-- Objective --
Count how many lines below contain the word "Kelly", then give that number alone.

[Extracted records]

# # # # # # #

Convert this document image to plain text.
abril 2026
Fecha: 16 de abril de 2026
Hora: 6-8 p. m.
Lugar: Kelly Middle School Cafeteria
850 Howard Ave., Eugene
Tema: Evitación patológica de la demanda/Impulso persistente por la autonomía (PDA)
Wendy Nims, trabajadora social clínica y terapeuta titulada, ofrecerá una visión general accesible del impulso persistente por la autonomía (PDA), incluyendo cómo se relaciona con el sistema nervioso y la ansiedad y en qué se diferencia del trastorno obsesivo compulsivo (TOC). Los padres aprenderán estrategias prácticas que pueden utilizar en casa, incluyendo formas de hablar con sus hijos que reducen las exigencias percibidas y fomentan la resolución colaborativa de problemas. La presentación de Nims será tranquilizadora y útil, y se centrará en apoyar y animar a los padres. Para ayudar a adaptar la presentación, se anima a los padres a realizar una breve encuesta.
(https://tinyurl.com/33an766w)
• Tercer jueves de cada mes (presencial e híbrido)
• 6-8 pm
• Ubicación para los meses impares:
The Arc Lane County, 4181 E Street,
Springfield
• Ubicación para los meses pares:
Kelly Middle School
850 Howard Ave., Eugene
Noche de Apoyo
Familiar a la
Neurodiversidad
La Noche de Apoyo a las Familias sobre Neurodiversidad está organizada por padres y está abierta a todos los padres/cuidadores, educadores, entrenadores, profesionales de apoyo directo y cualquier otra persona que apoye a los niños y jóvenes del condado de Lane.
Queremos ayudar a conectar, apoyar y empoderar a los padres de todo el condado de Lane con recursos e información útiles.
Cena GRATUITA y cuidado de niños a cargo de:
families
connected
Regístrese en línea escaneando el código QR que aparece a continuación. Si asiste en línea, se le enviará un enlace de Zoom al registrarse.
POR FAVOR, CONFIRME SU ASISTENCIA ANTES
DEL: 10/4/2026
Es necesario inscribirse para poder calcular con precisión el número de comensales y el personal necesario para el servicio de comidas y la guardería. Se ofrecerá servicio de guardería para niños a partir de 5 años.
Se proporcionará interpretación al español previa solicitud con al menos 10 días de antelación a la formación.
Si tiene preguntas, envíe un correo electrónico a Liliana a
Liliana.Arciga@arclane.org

# # # # # # #

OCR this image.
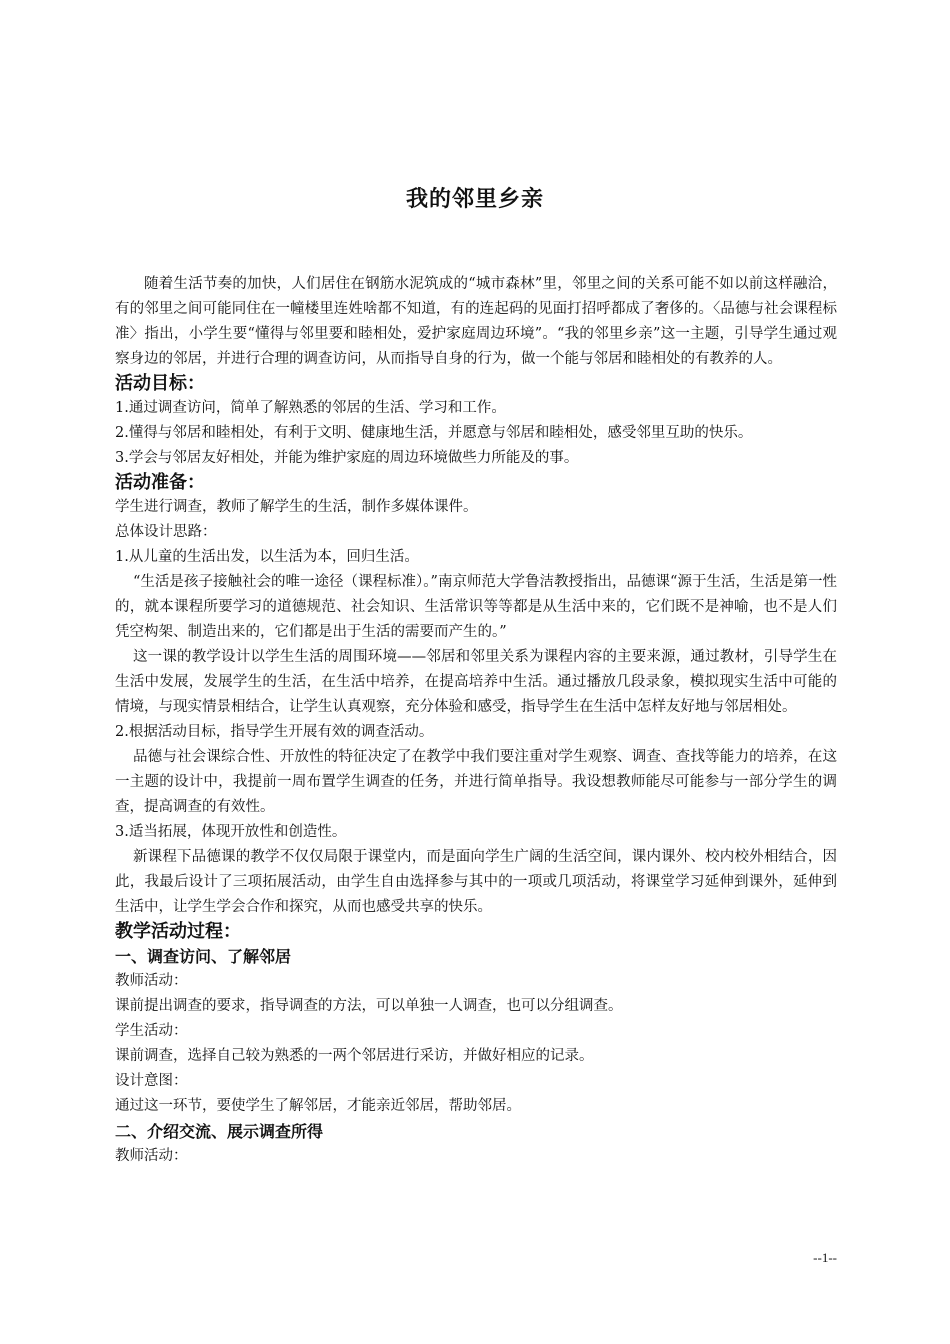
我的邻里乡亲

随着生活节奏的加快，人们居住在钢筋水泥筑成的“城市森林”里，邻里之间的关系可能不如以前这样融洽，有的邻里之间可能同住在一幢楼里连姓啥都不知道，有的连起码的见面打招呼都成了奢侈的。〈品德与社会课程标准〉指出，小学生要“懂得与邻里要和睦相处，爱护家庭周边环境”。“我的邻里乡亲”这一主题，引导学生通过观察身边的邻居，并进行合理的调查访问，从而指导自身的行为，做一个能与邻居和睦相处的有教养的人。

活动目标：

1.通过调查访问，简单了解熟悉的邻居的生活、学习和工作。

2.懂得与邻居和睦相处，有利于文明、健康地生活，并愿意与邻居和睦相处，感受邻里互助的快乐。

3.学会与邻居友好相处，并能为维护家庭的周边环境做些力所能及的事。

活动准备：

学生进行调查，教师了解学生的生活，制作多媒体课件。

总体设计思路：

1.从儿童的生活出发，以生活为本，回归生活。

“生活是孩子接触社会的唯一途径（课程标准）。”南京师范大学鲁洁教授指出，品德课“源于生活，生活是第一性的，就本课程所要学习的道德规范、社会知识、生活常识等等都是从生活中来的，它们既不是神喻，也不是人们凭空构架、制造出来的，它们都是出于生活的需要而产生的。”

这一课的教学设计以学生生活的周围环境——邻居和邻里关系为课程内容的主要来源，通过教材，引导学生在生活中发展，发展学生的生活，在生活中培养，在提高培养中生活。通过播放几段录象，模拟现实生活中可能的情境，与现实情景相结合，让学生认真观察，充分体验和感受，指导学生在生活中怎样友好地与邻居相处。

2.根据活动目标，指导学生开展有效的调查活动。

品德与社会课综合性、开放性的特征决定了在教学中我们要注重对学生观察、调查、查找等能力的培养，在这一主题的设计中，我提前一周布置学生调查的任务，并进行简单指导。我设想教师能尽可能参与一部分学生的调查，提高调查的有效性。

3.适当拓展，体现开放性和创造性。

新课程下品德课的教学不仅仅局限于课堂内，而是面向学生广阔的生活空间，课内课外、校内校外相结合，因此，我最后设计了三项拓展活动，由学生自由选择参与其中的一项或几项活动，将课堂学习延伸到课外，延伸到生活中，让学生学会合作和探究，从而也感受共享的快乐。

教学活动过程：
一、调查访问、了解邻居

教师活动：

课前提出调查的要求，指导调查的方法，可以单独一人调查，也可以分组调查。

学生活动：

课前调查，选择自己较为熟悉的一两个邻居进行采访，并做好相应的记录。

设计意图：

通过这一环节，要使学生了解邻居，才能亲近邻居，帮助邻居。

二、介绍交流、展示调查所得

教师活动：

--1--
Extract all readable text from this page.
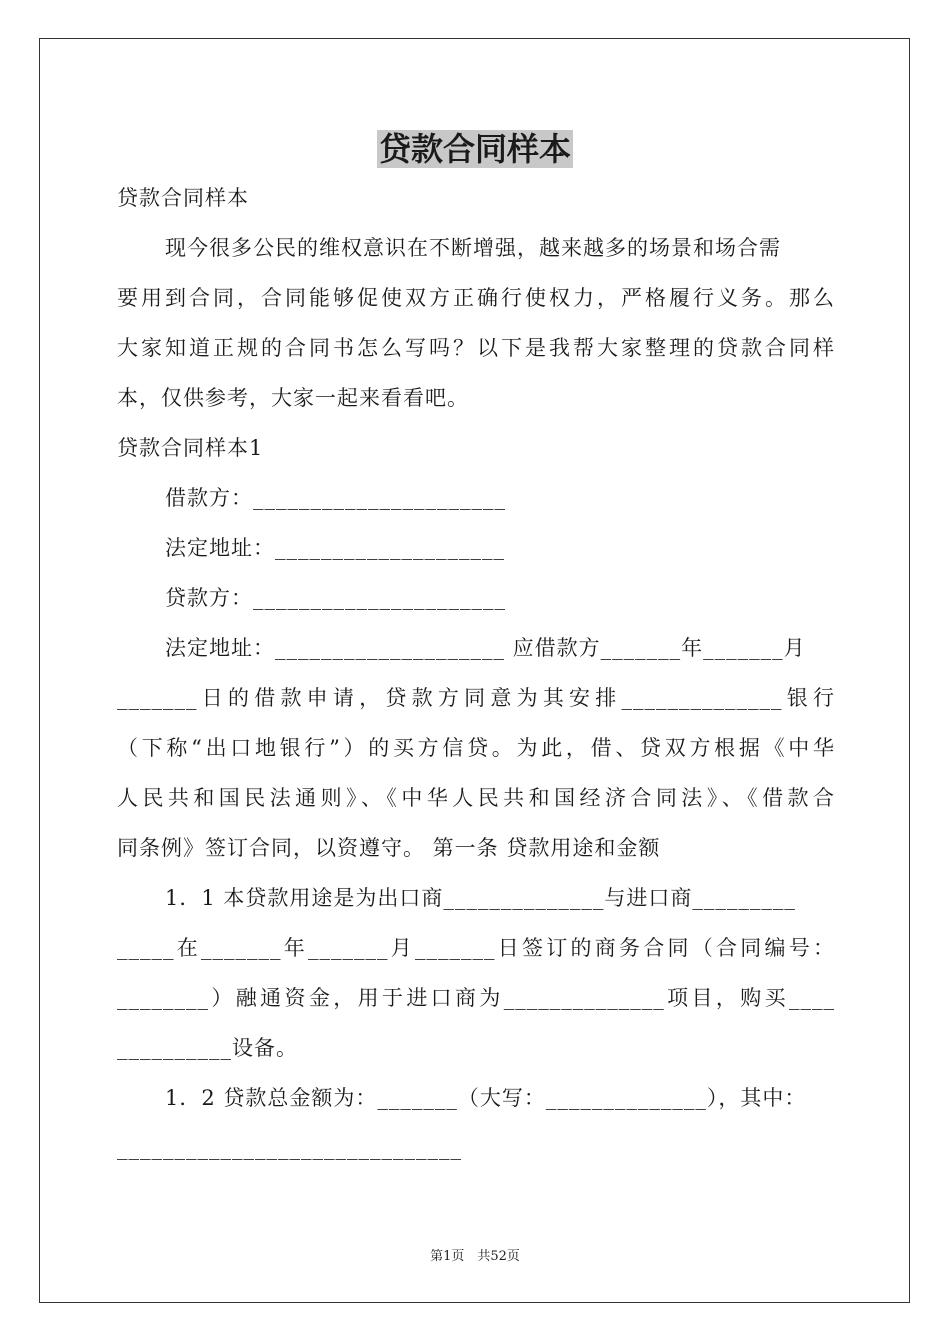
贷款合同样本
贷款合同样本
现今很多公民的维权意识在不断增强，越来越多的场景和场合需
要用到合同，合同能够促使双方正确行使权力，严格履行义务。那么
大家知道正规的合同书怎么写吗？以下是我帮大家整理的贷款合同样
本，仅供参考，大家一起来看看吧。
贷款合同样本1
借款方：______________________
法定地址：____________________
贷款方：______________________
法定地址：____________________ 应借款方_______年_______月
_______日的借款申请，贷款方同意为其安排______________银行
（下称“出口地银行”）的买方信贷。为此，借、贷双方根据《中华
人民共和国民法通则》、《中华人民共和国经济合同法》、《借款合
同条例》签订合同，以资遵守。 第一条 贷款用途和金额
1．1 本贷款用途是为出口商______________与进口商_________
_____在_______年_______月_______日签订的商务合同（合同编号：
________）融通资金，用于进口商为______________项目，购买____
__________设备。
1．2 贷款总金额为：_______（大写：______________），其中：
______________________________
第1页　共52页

# # # # # # #

-- Reply --
2